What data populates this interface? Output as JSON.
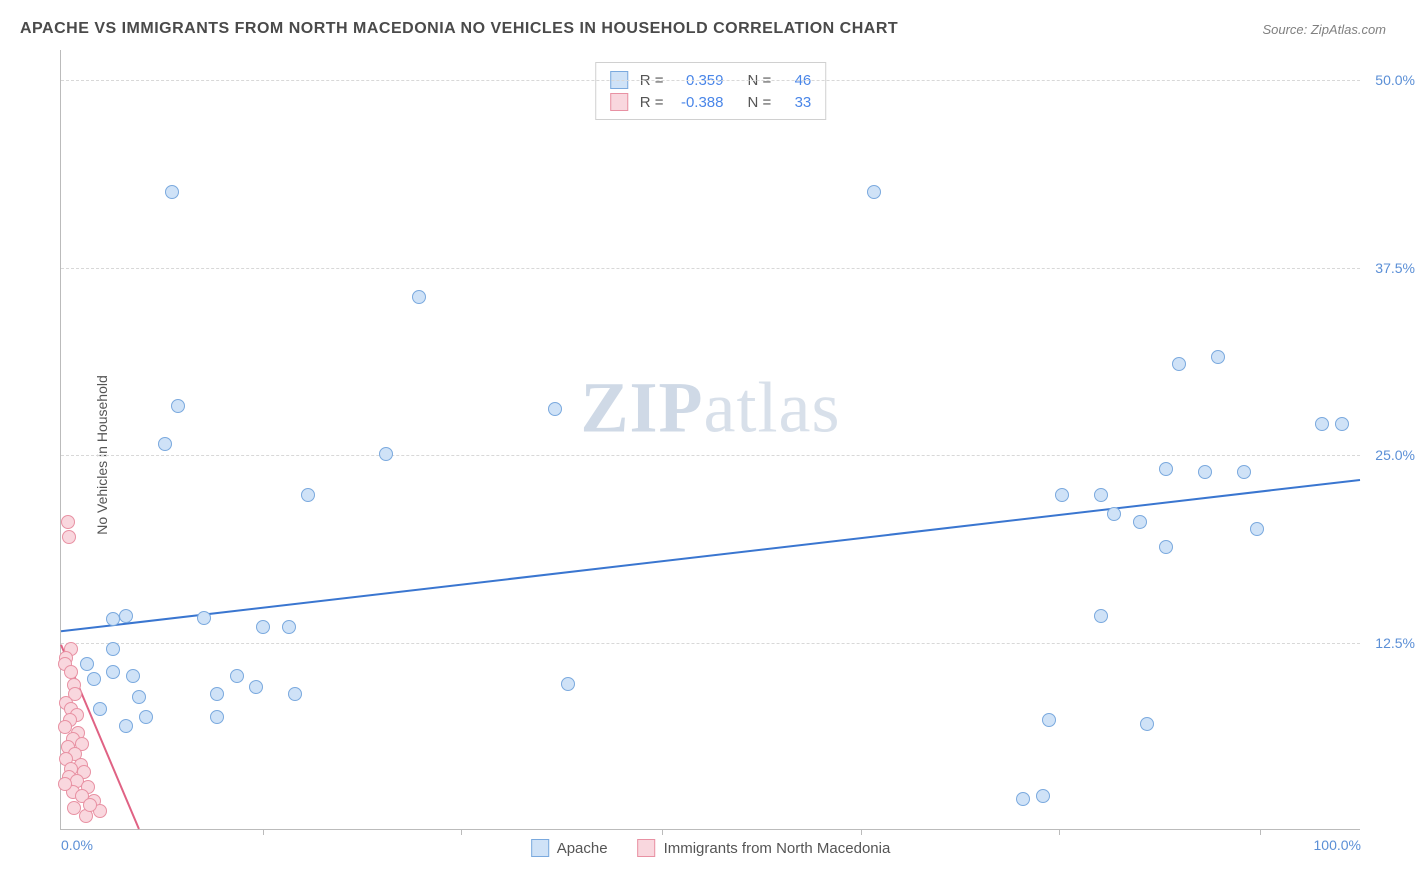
{
  "title": "APACHE VS IMMIGRANTS FROM NORTH MACEDONIA NO VEHICLES IN HOUSEHOLD CORRELATION CHART",
  "source": "Source: ZipAtlas.com",
  "y_axis_label": "No Vehicles in Household",
  "watermark": {
    "bold": "ZIP",
    "light": "atlas"
  },
  "chart": {
    "type": "scatter",
    "xlim": [
      0,
      100
    ],
    "ylim": [
      0,
      52
    ],
    "y_ticks": [
      {
        "v": 12.5,
        "label": "12.5%"
      },
      {
        "v": 25.0,
        "label": "25.0%"
      },
      {
        "v": 37.5,
        "label": "37.5%"
      },
      {
        "v": 50.0,
        "label": "50.0%"
      }
    ],
    "x_ticks_minor": [
      15.5,
      30.8,
      46.2,
      61.5,
      76.8,
      92.2
    ],
    "x_labels": [
      {
        "v": 0,
        "label": "0.0%"
      },
      {
        "v": 100,
        "label": "100.0%"
      }
    ],
    "background_color": "#ffffff",
    "grid_color": "#d8d8d8",
    "tick_color": "#5b8fd6",
    "marker_radius": 7,
    "series": [
      {
        "name": "Apache",
        "fill": "#cfe2f7",
        "stroke": "#7aa9de",
        "r": 0.359,
        "n": 46,
        "trend": {
          "x1": 0,
          "y1": 13.2,
          "x2": 100,
          "y2": 23.3,
          "color": "#3a76d0",
          "width": 2
        },
        "points": [
          [
            8.5,
            42.5
          ],
          [
            62.5,
            42.5
          ],
          [
            27.5,
            35.5
          ],
          [
            9,
            28.2
          ],
          [
            8,
            25.7
          ],
          [
            25,
            25
          ],
          [
            19,
            22.3
          ],
          [
            4,
            14
          ],
          [
            5,
            14.2
          ],
          [
            11,
            14.1
          ],
          [
            15.5,
            13.5
          ],
          [
            17.5,
            13.5
          ],
          [
            4,
            10.5
          ],
          [
            5.5,
            10.2
          ],
          [
            6,
            8.8
          ],
          [
            12,
            9
          ],
          [
            15,
            9.5
          ],
          [
            18,
            9
          ],
          [
            12,
            7.5
          ],
          [
            5,
            6.9
          ],
          [
            6.5,
            7.5
          ],
          [
            3,
            8
          ],
          [
            2.5,
            10
          ],
          [
            2,
            11
          ],
          [
            4,
            12
          ],
          [
            38,
            28
          ],
          [
            39,
            9.7
          ],
          [
            77,
            22.3
          ],
          [
            74,
            2
          ],
          [
            75.5,
            2.2
          ],
          [
            76,
            7.3
          ],
          [
            80,
            22.3
          ],
          [
            81,
            21
          ],
          [
            80,
            14.2
          ],
          [
            83,
            20.5
          ],
          [
            83.5,
            7
          ],
          [
            85,
            18.8
          ],
          [
            86,
            31
          ],
          [
            88,
            23.8
          ],
          [
            89,
            31.5
          ],
          [
            91,
            23.8
          ],
          [
            92,
            20
          ],
          [
            97,
            27
          ],
          [
            98.5,
            27
          ],
          [
            85,
            24
          ],
          [
            13.5,
            10.2
          ]
        ]
      },
      {
        "name": "Immigrants from North Macedonia",
        "fill": "#f9d7de",
        "stroke": "#e891a3",
        "r": -0.388,
        "n": 33,
        "trend": {
          "x1": 0,
          "y1": 12.3,
          "x2": 6,
          "y2": 0,
          "color": "#e06284",
          "width": 2
        },
        "points": [
          [
            0.5,
            20.5
          ],
          [
            0.6,
            19.5
          ],
          [
            0.8,
            12
          ],
          [
            0.4,
            11.4
          ],
          [
            0.3,
            11
          ],
          [
            0.8,
            10.5
          ],
          [
            1,
            9.6
          ],
          [
            1.1,
            9
          ],
          [
            0.4,
            8.4
          ],
          [
            0.8,
            8
          ],
          [
            1.2,
            7.6
          ],
          [
            0.7,
            7.3
          ],
          [
            0.3,
            6.8
          ],
          [
            1.3,
            6.4
          ],
          [
            0.9,
            6
          ],
          [
            1.6,
            5.7
          ],
          [
            0.5,
            5.5
          ],
          [
            1.1,
            5
          ],
          [
            0.4,
            4.7
          ],
          [
            1.5,
            4.3
          ],
          [
            0.8,
            4
          ],
          [
            1.8,
            3.8
          ],
          [
            0.6,
            3.5
          ],
          [
            1.2,
            3.2
          ],
          [
            2.1,
            2.8
          ],
          [
            0.9,
            2.5
          ],
          [
            1.6,
            2.2
          ],
          [
            2.5,
            1.9
          ],
          [
            1,
            1.4
          ],
          [
            3,
            1.2
          ],
          [
            1.9,
            0.9
          ],
          [
            2.2,
            1.6
          ],
          [
            0.3,
            3
          ]
        ]
      }
    ]
  },
  "stats_labels": {
    "r": "R =",
    "n": "N ="
  }
}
+ + + + +
REQUIREMENT:
Extract every line of the records above that contains the word "name".

EXERCISE ANSWER:
        "name": "Apache",
        "name": "Immigrants from North Macedonia",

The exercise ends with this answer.